THE EXERCISE:
Collect all lines containing the word "series" from the data.

Dataset excerpt:
* * *
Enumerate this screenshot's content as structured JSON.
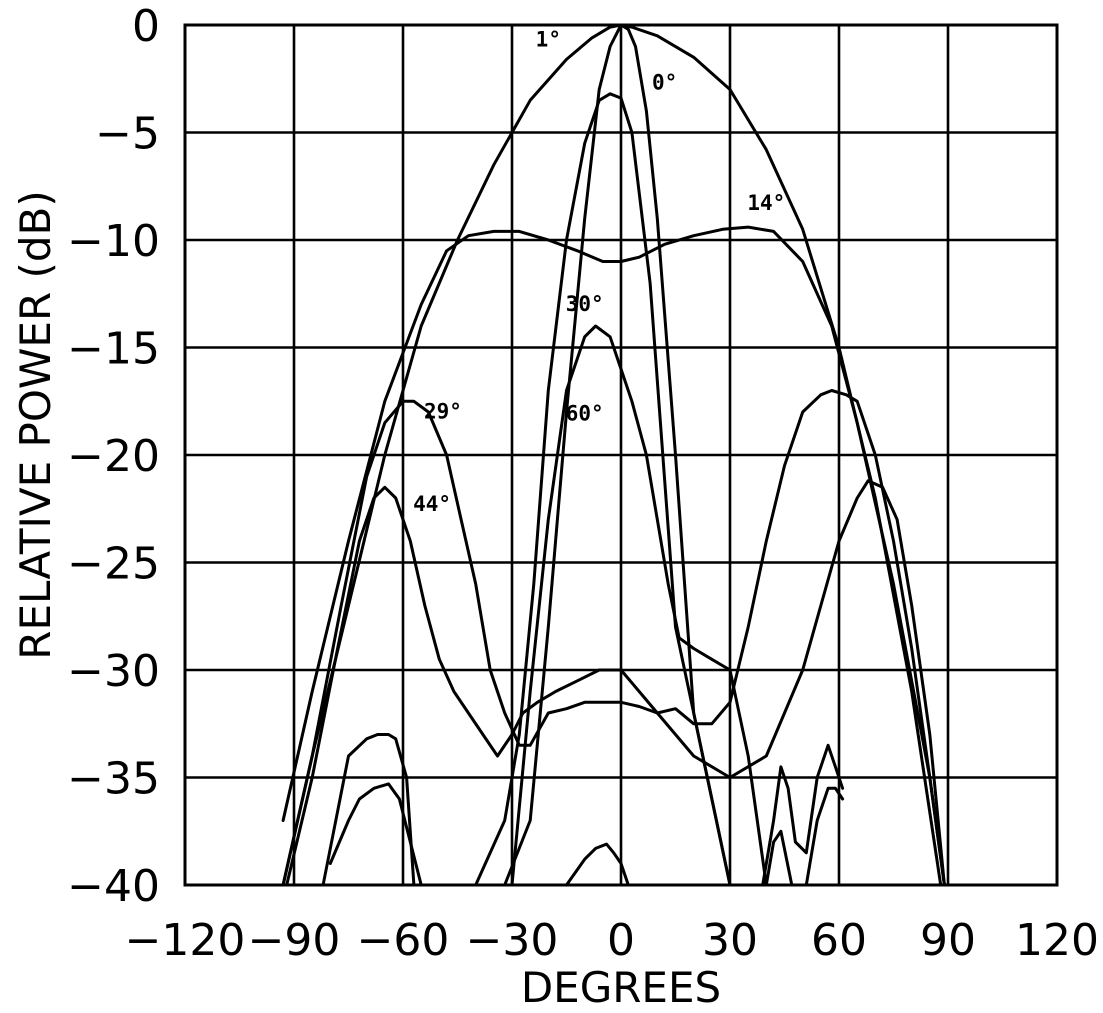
{
  "chart_data": {
    "type": "line",
    "title": "",
    "xlabel": "DEGREES",
    "ylabel": "RELATIVE POWER (dB)",
    "xlim": [
      -120,
      120
    ],
    "ylim": [
      -40,
      0
    ],
    "xticks": [
      -120,
      -90,
      -60,
      -30,
      0,
      30,
      60,
      90,
      120
    ],
    "xtick_labels": [
      "−120",
      "−90",
      "−60",
      "−30",
      "0",
      "30",
      "60",
      "90",
      "120"
    ],
    "yticks": [
      0,
      -5,
      -10,
      -15,
      -20,
      -25,
      -30,
      -35,
      -40
    ],
    "ytick_labels": [
      "0",
      "−5",
      "−10",
      "−15",
      "−20",
      "−25",
      "−30",
      "−35",
      "−40"
    ],
    "grid": true,
    "legend": "none",
    "series": [
      {
        "name": "1°",
        "x": [
          -93,
          -85,
          -75,
          -65,
          -55,
          -45,
          -35,
          -25,
          -15,
          -8,
          -3,
          0,
          3,
          10,
          20,
          30,
          40,
          50,
          60,
          70,
          80,
          88
        ],
        "y": [
          -40,
          -34,
          -27,
          -20,
          -14,
          -10,
          -6.5,
          -3.5,
          -1.6,
          -0.6,
          -0.1,
          0,
          -0.1,
          -0.5,
          -1.5,
          -3,
          -5.8,
          -9.5,
          -15,
          -22,
          -31,
          -40
        ]
      },
      {
        "name": "0°",
        "x": [
          -82,
          -60,
          -45,
          -32,
          -25,
          -20,
          -15,
          -10,
          -6,
          -3,
          0,
          2,
          4,
          7,
          10,
          15,
          20,
          30,
          40,
          50,
          60,
          70,
          80,
          88
        ],
        "y": [
          -40,
          -40,
          -40,
          -40,
          -37,
          -28,
          -18,
          -9,
          -3,
          -1,
          0,
          -0.2,
          -1,
          -4,
          -9,
          -20,
          -32,
          -40,
          -40,
          -40,
          -40,
          -40,
          -40,
          -40
        ]
      },
      {
        "name": "14°",
        "x": [
          -93,
          -85,
          -75,
          -65,
          -55,
          -48,
          -42,
          -35,
          -28,
          -20,
          -12,
          -5,
          0,
          5,
          12,
          20,
          28,
          35,
          42,
          50,
          58,
          65,
          75,
          85,
          89
        ],
        "y": [
          -37,
          -31,
          -24,
          -17.5,
          -13,
          -10.5,
          -9.8,
          -9.6,
          -9.6,
          -10,
          -10.5,
          -11,
          -11,
          -10.8,
          -10.2,
          -9.8,
          -9.5,
          -9.4,
          -9.6,
          -11,
          -14,
          -18.5,
          -26,
          -35,
          -40
        ]
      },
      {
        "name": "29°",
        "x": [
          -93,
          -85,
          -77,
          -70,
          -65,
          -60,
          -57,
          -53,
          -48,
          -44,
          -40,
          -36,
          -32,
          -28,
          -25,
          -20,
          -15,
          -10,
          -5,
          0,
          5,
          10,
          15,
          20,
          25,
          30,
          35,
          40,
          45,
          50,
          55,
          58,
          62,
          65,
          70,
          75,
          80,
          85,
          89
        ],
        "y": [
          -40,
          -34,
          -27,
          -21,
          -18.5,
          -17.5,
          -17.5,
          -18,
          -20,
          -23,
          -26,
          -30,
          -32,
          -33.5,
          -33.5,
          -32,
          -31.8,
          -31.5,
          -31.5,
          -31.5,
          -31.7,
          -32,
          -31.8,
          -32.5,
          -32.5,
          -31.5,
          -28,
          -24,
          -20.5,
          -18,
          -17.2,
          -17,
          -17.2,
          -17.5,
          -20,
          -24,
          -29,
          -35,
          -40
        ]
      },
      {
        "name": "30°",
        "x": [
          -30,
          -25,
          -20,
          -15,
          -10,
          -7,
          -3,
          0,
          3,
          7,
          10,
          13,
          16,
          20,
          25,
          30,
          35,
          40
        ],
        "y": [
          -40,
          -31,
          -23,
          -17,
          -14.5,
          -14,
          -14.5,
          -16,
          -17.5,
          -20,
          -23,
          -26,
          -28.5,
          -29,
          -29.5,
          -30,
          -34,
          -40
        ]
      },
      {
        "name": "44°",
        "x": [
          -92,
          -85,
          -78,
          -72,
          -68,
          -65,
          -62,
          -58,
          -54,
          -50,
          -46,
          -42,
          -38,
          -34,
          -30,
          -27,
          -23,
          -18,
          -12,
          -6,
          0,
          5,
          10,
          20,
          30,
          40,
          50,
          60,
          65,
          68,
          72,
          76,
          80,
          85,
          89
        ],
        "y": [
          -40,
          -35,
          -29,
          -24,
          -22,
          -21.5,
          -22,
          -24,
          -27,
          -29.5,
          -31,
          -32,
          -33,
          -34,
          -33,
          -32,
          -31.5,
          -31,
          -30.5,
          -30,
          -30,
          -31,
          -32,
          -34,
          -35,
          -34,
          -30,
          -24,
          -22,
          -21.2,
          -21.5,
          -23,
          -27,
          -33,
          -40
        ]
      },
      {
        "name": "60°",
        "x": [
          -50,
          -40,
          -32,
          -28,
          -24,
          -20,
          -15,
          -10,
          -6,
          -3,
          0,
          3,
          8,
          15,
          20,
          30,
          40,
          50,
          60,
          70,
          80,
          88
        ],
        "y": [
          -40,
          -40,
          -37,
          -33,
          -26,
          -17,
          -10,
          -5.5,
          -3.5,
          -3.2,
          -3.4,
          -5,
          -12,
          -28,
          -32,
          -40,
          -40,
          -40,
          -40,
          -40,
          -40,
          -40
        ]
      },
      {
        "name": "",
        "x": [
          -82,
          -75,
          -70,
          -67,
          -64,
          -62,
          -59,
          -57
        ],
        "y": [
          -40,
          -34,
          -33.2,
          -33,
          -33,
          -33.2,
          -35,
          -40
        ]
      },
      {
        "name": "",
        "x": [
          -80,
          -75,
          -72,
          -68,
          -64,
          -61,
          -58,
          -55
        ],
        "y": [
          -39,
          -37,
          -36,
          -35.5,
          -35.3,
          -36,
          -38,
          -40
        ]
      },
      {
        "name": "",
        "x": [
          -15,
          -10,
          -7,
          -4,
          -2,
          0,
          2,
          5,
          10,
          20
        ],
        "y": [
          -40,
          -38.8,
          -38.3,
          -38.1,
          -38.5,
          -39,
          -40,
          -40,
          -40,
          -40
        ]
      },
      {
        "name": "",
        "x": [
          39,
          42,
          44,
          46,
          48,
          51,
          54,
          57,
          59,
          61
        ],
        "y": [
          -40,
          -37,
          -34.5,
          -35.5,
          -38,
          -38.5,
          -35,
          -33.5,
          -34.5,
          -35.5
        ]
      },
      {
        "name": "",
        "x": [
          40,
          42,
          44,
          47,
          51,
          54,
          57,
          59,
          61
        ],
        "y": [
          -40,
          -38,
          -37.5,
          -40,
          -40,
          -37,
          -35.5,
          -35.5,
          -36
        ]
      }
    ],
    "annotations": [
      {
        "text": "1°",
        "x": -20,
        "y": -1.0,
        "series": "1°"
      },
      {
        "text": "0°",
        "x": 12,
        "y": -3.0,
        "series": "0°"
      },
      {
        "text": "14°",
        "x": 40,
        "y": -8.6,
        "series": "14°"
      },
      {
        "text": "30°",
        "x": -10,
        "y": -13.3,
        "series": "30°"
      },
      {
        "text": "29°",
        "x": -49,
        "y": -18.3,
        "series": "29°"
      },
      {
        "text": "60°",
        "x": -10,
        "y": -18.4,
        "series": "60°"
      },
      {
        "text": "44°",
        "x": -52,
        "y": -22.6,
        "series": "44°"
      }
    ]
  }
}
* * *
RESULT OF THE EXERCISE:
    "series": [
        "series": "1°"
        "series": "0°"
        "series": "14°"
        "series": "30°"
        "series": "29°"
        "series": "60°"
        "series": "44°"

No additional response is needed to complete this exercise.